Recorded data

* * *

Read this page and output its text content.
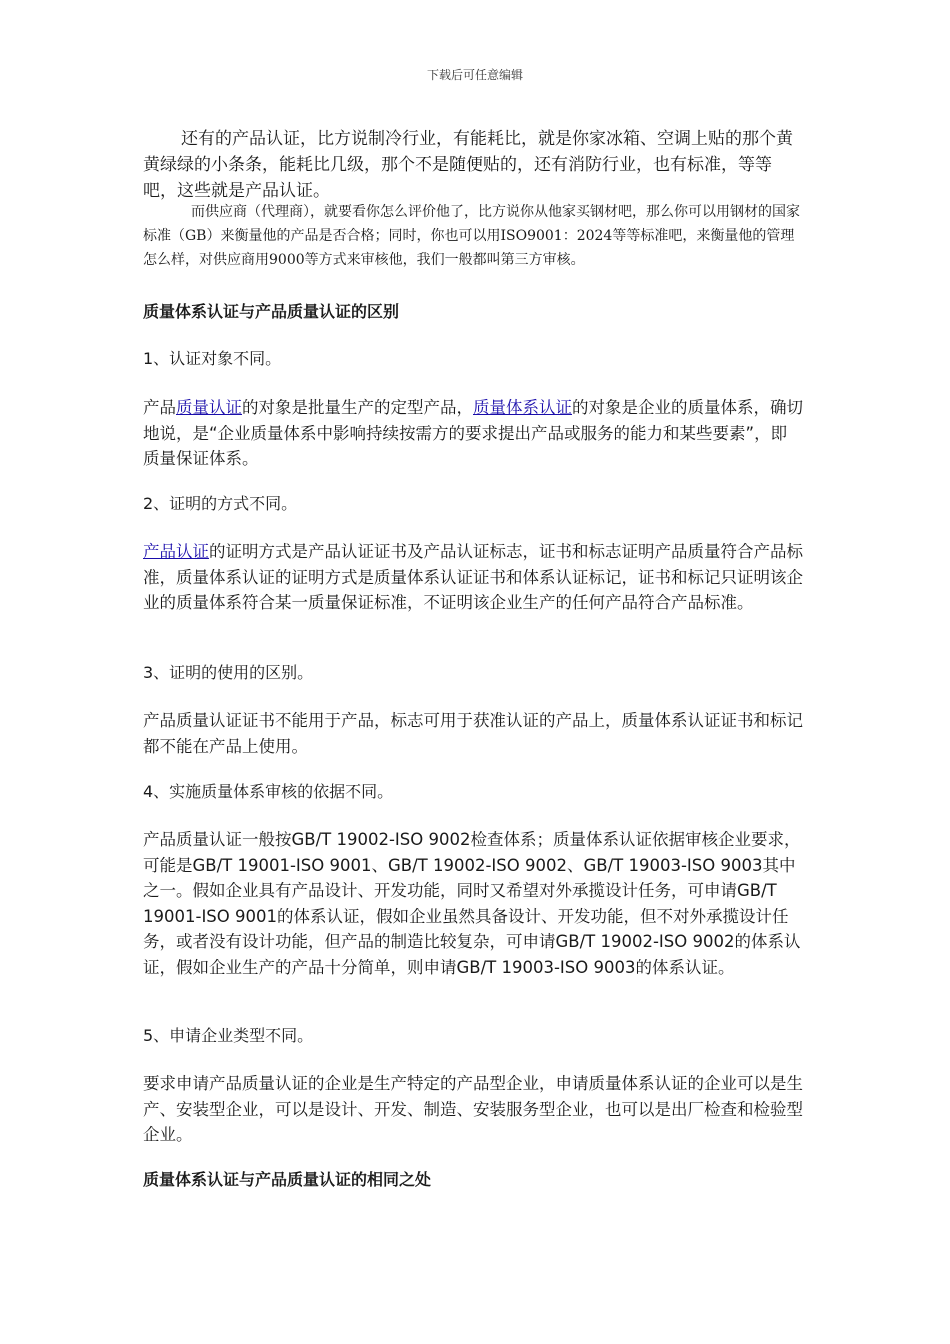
下载后可任意编辑

还有的产品认证，比方说制冷行业，有能耗比，就是你家冰箱、空调上贴的那个黄黄绿绿的小条条，能耗比几级，那个不是随便贴的，还有消防行业，也有标准，等等吧，这些就是产品认证。

而供应商（代理商），就要看你怎么评价他了，比方说你从他家买钢材吧，那么你可以用钢材的国家标准（GB）来衡量他的产品是否合格；同时，你也可以用ISO9001：2024等等标准吧，来衡量他的管理怎么样，对供应商用9000等方式来审核他，我们一般都叫第三方审核。

质量体系认证与产品质量认证的区别
1、认证对象不同。

产品质量认证的对象是批量生产的定型产品，质量体系认证的对象是企业的质量体系，确切地说，是“企业质量体系中影响持续按需方的要求提出产品或服务的能力和某些要素”，即质量保证体系。

2、证明的方式不同。

产品认证的证明方式是产品认证证书及产品认证标志，证书和标志证明产品质量符合产品标准，质量体系认证的证明方式是质量体系认证证书和体系认证标记，证书和标记只证明该企业的质量体系符合某一质量保证标准，不证明该企业生产的任何产品符合产品标准。

3、证明的使用的区别。

产品质量认证证书不能用于产品，标志可用于获准认证的产品上，质量体系认证证书和标记都不能在产品上使用。

4、实施质量体系审核的依据不同。

产品质量认证一般按GB/T 19002-ISO 9002检查体系；质量体系认证依据审核企业要求，可能是GB/T 19001-ISO 9001、GB/T 19002-ISO 9002、GB/T 19003-ISO 9003其中之一。假如企业具有产品设计、开发功能，同时又希望对外承揽设计任务，可申请GB/T 19001-ISO 9001的体系认证，假如企业虽然具备设计、开发功能，但不对外承揽设计任务，或者没有设计功能，但产品的制造比较复杂，可申请GB/T 19002-ISO 9002的体系认证，假如企业生产的产品十分简单，则申请GB/T 19003-ISO 9003的体系认证。

5、申请企业类型不同。

要求申请产品质量认证的企业是生产特定的产品型企业，申请质量体系认证的企业可以是生产、安装型企业，可以是设计、开发、制造、安装服务型企业，也可以是出厂检查和检验型企业。

质量体系认证与产品质量认证的相同之处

* * *

Aim of the task = Write out each entry exactly as given, but skip the pictures.

Written reply =
Read this page and output its text content.
下载后可任意编辑

还有的产品认证，比方说制冷行业，有能耗比，就是你家冰箱、空调上贴的那个黄黄绿绿的小条条，能耗比几级，那个不是随便贴的，还有消防行业，也有标准，等等吧，这些就是产品认证。

而供应商（代理商），就要看你怎么评价他了，比方说你从他家买钢材吧，那么你可以用钢材的国家标准（GB）来衡量他的产品是否合格；同时，你也可以用ISO9001：2024等等标准吧，来衡量他的管理怎么样，对供应商用9000等方式来审核他，我们一般都叫第三方审核。

质量体系认证与产品质量认证的区别
1、认证对象不同。

产品质量认证的对象是批量生产的定型产品，质量体系认证的对象是企业的质量体系，确切地说，是“企业质量体系中影响持续按需方的要求提出产品或服务的能力和某些要素”，即质量保证体系。

2、证明的方式不同。

产品认证的证明方式是产品认证证书及产品认证标志，证书和标志证明产品质量符合产品标准，质量体系认证的证明方式是质量体系认证证书和体系认证标记，证书和标记只证明该企业的质量体系符合某一质量保证标准，不证明该企业生产的任何产品符合产品标准。

3、证明的使用的区别。

产品质量认证证书不能用于产品，标志可用于获准认证的产品上，质量体系认证证书和标记都不能在产品上使用。

4、实施质量体系审核的依据不同。

产品质量认证一般按GB/T 19002-ISO 9002检查体系；质量体系认证依据审核企业要求，可能是GB/T 19001-ISO 9001、GB/T 19002-ISO 9002、GB/T 19003-ISO 9003其中之一。假如企业具有产品设计、开发功能，同时又希望对外承揽设计任务，可申请GB/T 19001-ISO 9001的体系认证，假如企业虽然具备设计、开发功能，但不对外承揽设计任务，或者没有设计功能，但产品的制造比较复杂，可申请GB/T 19002-ISO 9002的体系认证，假如企业生产的产品十分简单，则申请GB/T 19003-ISO 9003的体系认证。

5、申请企业类型不同。

要求申请产品质量认证的企业是生产特定的产品型企业，申请质量体系认证的企业可以是生产、安装型企业，可以是设计、开发、制造、安装服务型企业，也可以是出厂检查和检验型企业。

质量体系认证与产品质量认证的相同之处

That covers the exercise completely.